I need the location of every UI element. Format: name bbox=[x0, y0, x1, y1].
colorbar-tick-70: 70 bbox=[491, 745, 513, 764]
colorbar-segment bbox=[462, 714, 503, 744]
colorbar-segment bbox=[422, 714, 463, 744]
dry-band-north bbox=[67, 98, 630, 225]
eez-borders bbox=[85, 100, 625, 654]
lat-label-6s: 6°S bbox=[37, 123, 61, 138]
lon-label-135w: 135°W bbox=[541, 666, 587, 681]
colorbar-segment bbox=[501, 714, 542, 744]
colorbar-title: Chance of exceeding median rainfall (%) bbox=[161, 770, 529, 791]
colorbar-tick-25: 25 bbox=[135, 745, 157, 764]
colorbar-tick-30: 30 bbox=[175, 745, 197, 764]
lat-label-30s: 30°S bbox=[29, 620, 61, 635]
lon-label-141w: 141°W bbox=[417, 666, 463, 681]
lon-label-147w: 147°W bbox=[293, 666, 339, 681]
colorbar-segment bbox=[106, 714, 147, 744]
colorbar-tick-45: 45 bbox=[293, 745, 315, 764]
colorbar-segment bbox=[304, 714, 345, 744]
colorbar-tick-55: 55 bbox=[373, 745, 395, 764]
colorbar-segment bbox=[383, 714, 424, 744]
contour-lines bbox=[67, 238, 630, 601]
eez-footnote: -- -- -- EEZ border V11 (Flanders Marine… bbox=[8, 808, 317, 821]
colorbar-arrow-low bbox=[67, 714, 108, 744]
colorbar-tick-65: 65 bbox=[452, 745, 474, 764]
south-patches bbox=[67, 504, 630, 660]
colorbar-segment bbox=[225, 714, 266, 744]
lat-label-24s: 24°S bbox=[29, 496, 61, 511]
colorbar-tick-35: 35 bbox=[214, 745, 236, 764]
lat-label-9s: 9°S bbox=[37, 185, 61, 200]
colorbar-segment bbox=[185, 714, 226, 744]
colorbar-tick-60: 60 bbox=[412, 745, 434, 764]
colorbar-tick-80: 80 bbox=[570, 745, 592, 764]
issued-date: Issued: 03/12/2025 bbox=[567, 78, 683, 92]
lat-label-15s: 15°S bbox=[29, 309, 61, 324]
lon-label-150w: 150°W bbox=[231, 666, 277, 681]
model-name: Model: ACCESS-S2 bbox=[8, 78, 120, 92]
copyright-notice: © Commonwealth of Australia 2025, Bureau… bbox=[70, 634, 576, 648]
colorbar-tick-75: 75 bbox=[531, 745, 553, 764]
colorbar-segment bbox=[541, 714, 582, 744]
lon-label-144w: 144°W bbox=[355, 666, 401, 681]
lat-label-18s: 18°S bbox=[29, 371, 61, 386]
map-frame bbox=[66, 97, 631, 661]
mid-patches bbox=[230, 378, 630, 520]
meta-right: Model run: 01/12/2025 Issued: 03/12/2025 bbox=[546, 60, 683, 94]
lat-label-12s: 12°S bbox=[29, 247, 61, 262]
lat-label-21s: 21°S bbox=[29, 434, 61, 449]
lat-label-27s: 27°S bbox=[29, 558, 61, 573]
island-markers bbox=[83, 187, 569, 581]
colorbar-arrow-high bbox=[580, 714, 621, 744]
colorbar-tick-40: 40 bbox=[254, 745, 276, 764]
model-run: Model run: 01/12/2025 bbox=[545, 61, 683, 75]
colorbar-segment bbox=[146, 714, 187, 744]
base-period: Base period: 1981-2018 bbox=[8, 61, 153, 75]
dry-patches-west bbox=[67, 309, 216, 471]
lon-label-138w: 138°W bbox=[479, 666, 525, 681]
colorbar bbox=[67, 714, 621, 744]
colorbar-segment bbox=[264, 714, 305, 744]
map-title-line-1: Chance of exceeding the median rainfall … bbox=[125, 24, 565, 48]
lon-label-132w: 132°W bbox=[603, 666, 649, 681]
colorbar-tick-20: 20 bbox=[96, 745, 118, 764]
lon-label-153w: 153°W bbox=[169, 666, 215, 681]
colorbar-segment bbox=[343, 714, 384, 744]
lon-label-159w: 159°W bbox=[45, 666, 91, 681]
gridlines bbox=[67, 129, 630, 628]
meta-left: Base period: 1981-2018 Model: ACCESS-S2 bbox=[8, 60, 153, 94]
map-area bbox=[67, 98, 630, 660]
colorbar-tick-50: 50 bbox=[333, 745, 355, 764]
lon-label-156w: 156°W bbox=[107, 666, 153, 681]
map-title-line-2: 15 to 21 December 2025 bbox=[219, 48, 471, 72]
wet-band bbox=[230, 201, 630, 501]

» Problem to solve: Please quote every line of the material above verbatim.

» Solution:
I need the location of every UI element. Format: name bbox=[x0, y0, x1, y1].
colorbar-tick-70: 70 bbox=[491, 745, 513, 764]
colorbar-segment bbox=[462, 714, 503, 744]
colorbar-segment bbox=[422, 714, 463, 744]
dry-band-north bbox=[67, 98, 630, 225]
eez-borders bbox=[85, 100, 625, 654]
lat-label-6s: 6°S bbox=[37, 123, 61, 138]
lon-label-135w: 135°W bbox=[541, 666, 587, 681]
colorbar-segment bbox=[501, 714, 542, 744]
colorbar-title: Chance of exceeding median rainfall (%) bbox=[161, 770, 529, 791]
colorbar-tick-25: 25 bbox=[135, 745, 157, 764]
colorbar-tick-30: 30 bbox=[175, 745, 197, 764]
lat-label-30s: 30°S bbox=[29, 620, 61, 635]
lon-label-141w: 141°W bbox=[417, 666, 463, 681]
lon-label-147w: 147°W bbox=[293, 666, 339, 681]
colorbar-segment bbox=[106, 714, 147, 744]
colorbar-tick-45: 45 bbox=[293, 745, 315, 764]
colorbar-segment bbox=[304, 714, 345, 744]
colorbar-tick-55: 55 bbox=[373, 745, 395, 764]
colorbar-segment bbox=[383, 714, 424, 744]
contour-lines bbox=[67, 238, 630, 601]
eez-footnote: -- -- -- EEZ border V11 (Flanders Marine… bbox=[8, 808, 317, 821]
colorbar-arrow-low bbox=[67, 714, 108, 744]
colorbar-tick-65: 65 bbox=[452, 745, 474, 764]
south-patches bbox=[67, 504, 630, 660]
colorbar-segment bbox=[225, 714, 266, 744]
lat-label-24s: 24°S bbox=[29, 496, 61, 511]
colorbar-tick-35: 35 bbox=[214, 745, 236, 764]
lat-label-9s: 9°S bbox=[37, 185, 61, 200]
colorbar-segment bbox=[185, 714, 226, 744]
colorbar-tick-60: 60 bbox=[412, 745, 434, 764]
colorbar-tick-80: 80 bbox=[570, 745, 592, 764]
issued-date: Issued: 03/12/2025 bbox=[567, 78, 683, 92]
lat-label-15s: 15°S bbox=[29, 309, 61, 324]
lon-label-150w: 150°W bbox=[231, 666, 277, 681]
model-name: Model: ACCESS-S2 bbox=[8, 78, 120, 92]
copyright-notice: © Commonwealth of Australia 2025, Bureau… bbox=[70, 634, 576, 648]
colorbar-tick-75: 75 bbox=[531, 745, 553, 764]
colorbar-segment bbox=[541, 714, 582, 744]
lon-label-144w: 144°W bbox=[355, 666, 401, 681]
lat-label-18s: 18°S bbox=[29, 371, 61, 386]
map-frame bbox=[66, 97, 631, 661]
mid-patches bbox=[230, 378, 630, 520]
meta-right: Model run: 01/12/2025 Issued: 03/12/2025 bbox=[546, 60, 683, 94]
lat-label-12s: 12°S bbox=[29, 247, 61, 262]
lat-label-21s: 21°S bbox=[29, 434, 61, 449]
lat-label-27s: 27°S bbox=[29, 558, 61, 573]
island-markers bbox=[83, 187, 569, 581]
colorbar-arrow-high bbox=[580, 714, 621, 744]
colorbar-tick-40: 40 bbox=[254, 745, 276, 764]
model-run: Model run: 01/12/2025 bbox=[545, 61, 683, 75]
colorbar-segment bbox=[146, 714, 187, 744]
base-period: Base period: 1981-2018 bbox=[8, 61, 153, 75]
dry-patches-west bbox=[67, 309, 216, 471]
lon-label-138w: 138°W bbox=[479, 666, 525, 681]
colorbar bbox=[67, 714, 621, 744]
colorbar-segment bbox=[264, 714, 305, 744]
map-title-line-1: Chance of exceeding the median rainfall … bbox=[125, 24, 565, 48]
lon-label-132w: 132°W bbox=[603, 666, 649, 681]
colorbar-tick-20: 20 bbox=[96, 745, 118, 764]
lon-label-153w: 153°W bbox=[169, 666, 215, 681]
colorbar-segment bbox=[343, 714, 384, 744]
lon-label-159w: 159°W bbox=[45, 666, 91, 681]
gridlines bbox=[67, 129, 630, 628]
meta-left: Base period: 1981-2018 Model: ACCESS-S2 bbox=[8, 60, 153, 94]
map-area bbox=[67, 98, 630, 660]
colorbar-tick-50: 50 bbox=[333, 745, 355, 764]
lon-label-156w: 156°W bbox=[107, 666, 153, 681]
map-title-line-2: 15 to 21 December 2025 bbox=[219, 48, 471, 72]
wet-band bbox=[230, 201, 630, 501]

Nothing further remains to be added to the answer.